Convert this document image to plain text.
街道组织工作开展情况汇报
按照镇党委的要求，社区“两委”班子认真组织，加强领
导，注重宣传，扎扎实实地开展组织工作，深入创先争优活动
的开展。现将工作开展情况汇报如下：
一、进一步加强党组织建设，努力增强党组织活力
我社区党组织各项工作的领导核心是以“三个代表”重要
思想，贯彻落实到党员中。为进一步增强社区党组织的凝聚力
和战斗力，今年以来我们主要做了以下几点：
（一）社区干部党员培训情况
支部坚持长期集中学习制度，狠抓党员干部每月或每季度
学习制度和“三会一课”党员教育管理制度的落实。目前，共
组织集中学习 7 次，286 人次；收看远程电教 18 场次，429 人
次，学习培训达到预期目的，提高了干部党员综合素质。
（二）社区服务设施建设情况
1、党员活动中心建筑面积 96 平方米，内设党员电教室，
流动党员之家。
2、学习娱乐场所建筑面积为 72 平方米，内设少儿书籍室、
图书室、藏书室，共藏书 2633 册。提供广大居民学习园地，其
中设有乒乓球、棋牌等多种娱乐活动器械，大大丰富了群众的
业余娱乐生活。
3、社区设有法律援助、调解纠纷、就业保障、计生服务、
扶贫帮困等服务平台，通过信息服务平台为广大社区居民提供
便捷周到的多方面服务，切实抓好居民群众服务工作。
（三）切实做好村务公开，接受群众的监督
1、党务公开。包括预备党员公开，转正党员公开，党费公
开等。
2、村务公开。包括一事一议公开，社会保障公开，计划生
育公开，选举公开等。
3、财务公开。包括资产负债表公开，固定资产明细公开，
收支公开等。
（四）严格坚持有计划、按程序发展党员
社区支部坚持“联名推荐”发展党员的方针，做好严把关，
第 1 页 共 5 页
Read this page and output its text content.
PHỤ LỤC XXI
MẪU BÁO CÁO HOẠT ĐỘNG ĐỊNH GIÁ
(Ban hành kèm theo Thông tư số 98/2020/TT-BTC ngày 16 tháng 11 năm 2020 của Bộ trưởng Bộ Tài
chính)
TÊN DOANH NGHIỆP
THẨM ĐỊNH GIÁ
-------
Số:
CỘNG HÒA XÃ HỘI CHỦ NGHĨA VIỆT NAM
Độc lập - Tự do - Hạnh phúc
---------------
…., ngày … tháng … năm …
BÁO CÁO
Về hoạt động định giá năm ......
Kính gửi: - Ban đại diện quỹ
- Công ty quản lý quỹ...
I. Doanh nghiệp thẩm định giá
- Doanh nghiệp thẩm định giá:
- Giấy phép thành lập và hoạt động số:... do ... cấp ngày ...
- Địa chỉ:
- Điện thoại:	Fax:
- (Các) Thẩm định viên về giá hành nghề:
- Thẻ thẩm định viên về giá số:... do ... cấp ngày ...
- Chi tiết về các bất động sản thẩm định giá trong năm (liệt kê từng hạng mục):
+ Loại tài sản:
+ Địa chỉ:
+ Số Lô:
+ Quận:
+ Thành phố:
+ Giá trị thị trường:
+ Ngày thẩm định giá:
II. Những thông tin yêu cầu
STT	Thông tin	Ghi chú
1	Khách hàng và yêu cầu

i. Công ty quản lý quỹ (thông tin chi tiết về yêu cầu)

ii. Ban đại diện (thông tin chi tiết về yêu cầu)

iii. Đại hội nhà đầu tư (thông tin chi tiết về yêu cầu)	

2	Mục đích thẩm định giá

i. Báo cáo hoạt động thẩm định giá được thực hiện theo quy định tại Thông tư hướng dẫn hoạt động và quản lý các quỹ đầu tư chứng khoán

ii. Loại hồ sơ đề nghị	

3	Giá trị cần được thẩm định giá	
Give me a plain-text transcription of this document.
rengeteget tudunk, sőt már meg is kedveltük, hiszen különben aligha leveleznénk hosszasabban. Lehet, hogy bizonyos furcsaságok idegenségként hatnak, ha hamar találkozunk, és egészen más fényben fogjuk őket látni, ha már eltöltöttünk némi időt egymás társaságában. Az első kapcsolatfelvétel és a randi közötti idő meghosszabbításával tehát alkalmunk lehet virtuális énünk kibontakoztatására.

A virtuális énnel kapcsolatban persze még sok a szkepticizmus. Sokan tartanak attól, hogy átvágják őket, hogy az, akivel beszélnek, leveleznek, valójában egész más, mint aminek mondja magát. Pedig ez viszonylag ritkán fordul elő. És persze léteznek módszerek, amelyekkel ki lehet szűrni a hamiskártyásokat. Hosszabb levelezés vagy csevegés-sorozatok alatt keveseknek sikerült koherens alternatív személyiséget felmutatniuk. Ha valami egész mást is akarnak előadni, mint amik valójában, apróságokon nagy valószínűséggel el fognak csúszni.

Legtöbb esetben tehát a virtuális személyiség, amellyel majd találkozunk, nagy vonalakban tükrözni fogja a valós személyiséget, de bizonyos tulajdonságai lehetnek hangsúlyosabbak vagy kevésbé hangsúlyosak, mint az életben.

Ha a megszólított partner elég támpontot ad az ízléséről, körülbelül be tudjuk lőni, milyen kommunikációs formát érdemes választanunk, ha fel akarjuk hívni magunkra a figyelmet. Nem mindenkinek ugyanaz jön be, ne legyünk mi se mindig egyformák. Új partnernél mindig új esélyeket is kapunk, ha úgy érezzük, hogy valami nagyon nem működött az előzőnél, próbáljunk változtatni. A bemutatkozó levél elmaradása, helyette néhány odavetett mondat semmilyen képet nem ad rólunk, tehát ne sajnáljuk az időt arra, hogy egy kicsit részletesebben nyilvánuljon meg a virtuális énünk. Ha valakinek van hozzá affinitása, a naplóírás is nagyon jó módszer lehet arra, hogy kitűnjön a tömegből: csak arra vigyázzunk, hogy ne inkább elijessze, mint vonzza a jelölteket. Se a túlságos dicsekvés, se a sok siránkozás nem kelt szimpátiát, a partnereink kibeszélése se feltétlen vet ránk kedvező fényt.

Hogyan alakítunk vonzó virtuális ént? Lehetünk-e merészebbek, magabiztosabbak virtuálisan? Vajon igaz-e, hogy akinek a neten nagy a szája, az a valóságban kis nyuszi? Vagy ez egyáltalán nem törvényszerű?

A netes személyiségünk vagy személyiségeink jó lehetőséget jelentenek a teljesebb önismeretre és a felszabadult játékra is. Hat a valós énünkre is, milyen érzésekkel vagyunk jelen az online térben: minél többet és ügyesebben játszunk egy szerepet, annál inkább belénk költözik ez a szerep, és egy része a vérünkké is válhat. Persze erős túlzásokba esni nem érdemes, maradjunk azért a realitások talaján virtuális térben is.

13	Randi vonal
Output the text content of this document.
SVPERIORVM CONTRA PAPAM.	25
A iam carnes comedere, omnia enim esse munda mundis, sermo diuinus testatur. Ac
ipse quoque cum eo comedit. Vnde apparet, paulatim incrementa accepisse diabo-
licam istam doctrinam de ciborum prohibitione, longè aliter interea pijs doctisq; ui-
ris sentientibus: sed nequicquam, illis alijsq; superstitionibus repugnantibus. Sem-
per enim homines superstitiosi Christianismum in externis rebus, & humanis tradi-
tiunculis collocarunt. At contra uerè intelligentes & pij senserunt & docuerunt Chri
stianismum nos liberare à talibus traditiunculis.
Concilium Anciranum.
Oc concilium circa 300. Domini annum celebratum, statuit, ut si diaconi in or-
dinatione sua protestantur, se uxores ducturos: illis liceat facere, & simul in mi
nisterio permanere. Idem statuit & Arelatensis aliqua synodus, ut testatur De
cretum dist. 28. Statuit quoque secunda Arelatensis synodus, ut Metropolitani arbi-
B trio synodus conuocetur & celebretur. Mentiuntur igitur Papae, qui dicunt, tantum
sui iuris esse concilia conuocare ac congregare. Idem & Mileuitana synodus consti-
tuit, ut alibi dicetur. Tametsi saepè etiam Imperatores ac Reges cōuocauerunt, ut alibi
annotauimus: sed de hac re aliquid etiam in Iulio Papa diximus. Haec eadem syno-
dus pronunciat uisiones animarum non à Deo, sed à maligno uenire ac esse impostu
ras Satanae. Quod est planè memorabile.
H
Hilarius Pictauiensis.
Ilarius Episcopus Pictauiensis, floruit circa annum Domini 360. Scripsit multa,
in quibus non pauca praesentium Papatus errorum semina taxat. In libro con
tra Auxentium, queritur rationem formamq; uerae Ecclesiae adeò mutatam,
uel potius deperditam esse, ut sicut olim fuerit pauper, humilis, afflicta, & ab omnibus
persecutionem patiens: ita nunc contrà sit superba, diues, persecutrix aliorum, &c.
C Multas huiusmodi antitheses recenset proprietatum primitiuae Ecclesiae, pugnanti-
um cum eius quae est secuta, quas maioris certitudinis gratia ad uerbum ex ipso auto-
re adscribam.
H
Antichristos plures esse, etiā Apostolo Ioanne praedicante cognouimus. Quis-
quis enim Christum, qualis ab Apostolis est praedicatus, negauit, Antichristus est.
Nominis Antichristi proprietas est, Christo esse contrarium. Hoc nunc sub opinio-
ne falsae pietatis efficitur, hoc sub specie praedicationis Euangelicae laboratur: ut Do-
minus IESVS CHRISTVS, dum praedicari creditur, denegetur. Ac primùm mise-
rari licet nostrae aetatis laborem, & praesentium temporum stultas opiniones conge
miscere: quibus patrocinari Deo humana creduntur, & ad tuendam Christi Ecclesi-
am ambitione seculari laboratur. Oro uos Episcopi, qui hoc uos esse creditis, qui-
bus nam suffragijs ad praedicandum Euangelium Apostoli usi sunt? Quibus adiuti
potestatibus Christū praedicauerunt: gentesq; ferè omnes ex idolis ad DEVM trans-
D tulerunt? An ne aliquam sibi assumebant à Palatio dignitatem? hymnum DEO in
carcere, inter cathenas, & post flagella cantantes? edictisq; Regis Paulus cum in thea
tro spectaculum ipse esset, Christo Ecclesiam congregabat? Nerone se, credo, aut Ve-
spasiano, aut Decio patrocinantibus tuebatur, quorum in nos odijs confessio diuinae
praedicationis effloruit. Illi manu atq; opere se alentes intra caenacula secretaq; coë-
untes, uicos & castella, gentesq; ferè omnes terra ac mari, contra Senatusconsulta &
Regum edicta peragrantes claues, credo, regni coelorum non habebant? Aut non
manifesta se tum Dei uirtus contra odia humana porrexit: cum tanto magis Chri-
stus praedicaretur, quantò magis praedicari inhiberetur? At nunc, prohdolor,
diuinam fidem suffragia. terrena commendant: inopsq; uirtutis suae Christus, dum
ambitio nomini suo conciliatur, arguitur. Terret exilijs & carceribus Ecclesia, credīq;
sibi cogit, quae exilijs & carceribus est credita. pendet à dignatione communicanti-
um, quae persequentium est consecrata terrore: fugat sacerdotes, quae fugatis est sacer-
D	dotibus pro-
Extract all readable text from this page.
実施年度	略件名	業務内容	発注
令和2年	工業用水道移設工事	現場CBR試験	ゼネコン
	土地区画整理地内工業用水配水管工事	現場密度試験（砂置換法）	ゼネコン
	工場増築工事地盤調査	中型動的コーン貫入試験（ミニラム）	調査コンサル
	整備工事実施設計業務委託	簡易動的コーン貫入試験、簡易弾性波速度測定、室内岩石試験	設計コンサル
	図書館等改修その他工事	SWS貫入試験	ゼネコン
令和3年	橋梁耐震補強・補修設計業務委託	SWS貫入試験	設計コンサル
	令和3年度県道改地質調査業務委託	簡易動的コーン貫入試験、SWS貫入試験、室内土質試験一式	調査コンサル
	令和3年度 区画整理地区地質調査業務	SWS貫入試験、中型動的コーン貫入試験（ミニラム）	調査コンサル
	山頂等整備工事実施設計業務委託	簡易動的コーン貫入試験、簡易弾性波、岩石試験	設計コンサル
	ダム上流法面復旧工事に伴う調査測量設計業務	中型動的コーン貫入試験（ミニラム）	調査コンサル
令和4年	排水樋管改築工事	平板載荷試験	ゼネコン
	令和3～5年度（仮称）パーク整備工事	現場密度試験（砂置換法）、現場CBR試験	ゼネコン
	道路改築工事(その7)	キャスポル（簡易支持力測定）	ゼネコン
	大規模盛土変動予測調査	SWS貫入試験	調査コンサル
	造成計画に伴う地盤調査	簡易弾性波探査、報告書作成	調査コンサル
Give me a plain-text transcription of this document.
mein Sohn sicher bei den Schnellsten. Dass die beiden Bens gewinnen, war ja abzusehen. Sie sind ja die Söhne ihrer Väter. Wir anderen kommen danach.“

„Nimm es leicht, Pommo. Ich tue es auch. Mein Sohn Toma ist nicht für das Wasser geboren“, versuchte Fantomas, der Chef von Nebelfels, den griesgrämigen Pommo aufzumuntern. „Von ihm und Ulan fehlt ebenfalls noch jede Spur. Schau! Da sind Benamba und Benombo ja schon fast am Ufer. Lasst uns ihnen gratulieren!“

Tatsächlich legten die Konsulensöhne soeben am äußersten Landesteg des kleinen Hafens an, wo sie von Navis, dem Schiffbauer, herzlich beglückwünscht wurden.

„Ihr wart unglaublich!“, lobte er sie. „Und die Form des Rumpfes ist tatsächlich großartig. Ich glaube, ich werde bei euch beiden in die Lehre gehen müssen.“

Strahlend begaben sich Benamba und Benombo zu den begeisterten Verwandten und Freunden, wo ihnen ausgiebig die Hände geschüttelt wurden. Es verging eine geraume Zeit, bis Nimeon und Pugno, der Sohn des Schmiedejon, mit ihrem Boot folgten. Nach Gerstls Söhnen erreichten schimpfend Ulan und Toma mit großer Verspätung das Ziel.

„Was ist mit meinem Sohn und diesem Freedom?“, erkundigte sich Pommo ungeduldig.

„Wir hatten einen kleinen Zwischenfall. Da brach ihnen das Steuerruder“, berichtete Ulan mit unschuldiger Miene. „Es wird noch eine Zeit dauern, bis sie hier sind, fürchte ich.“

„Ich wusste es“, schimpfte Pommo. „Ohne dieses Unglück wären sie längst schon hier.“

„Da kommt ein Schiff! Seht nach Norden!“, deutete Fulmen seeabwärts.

SET TASK: Pull out all lines from the entries above that include the word "beiden".

EXPECTED ANSWER:
mein Sohn sicher bei den Schnellsten. Dass die beiden Bens gewinnen, war ja abzusehen. Sie sind ja die Söhne ihrer Väter. Wir anderen kommen danach.“
„Ihr wart unglaublich!“, lobte er sie. „Und die Form des Rumpfes ist tatsächlich großartig. Ich glaube, ich werde bei euch beiden in die Lehre gehen müssen.“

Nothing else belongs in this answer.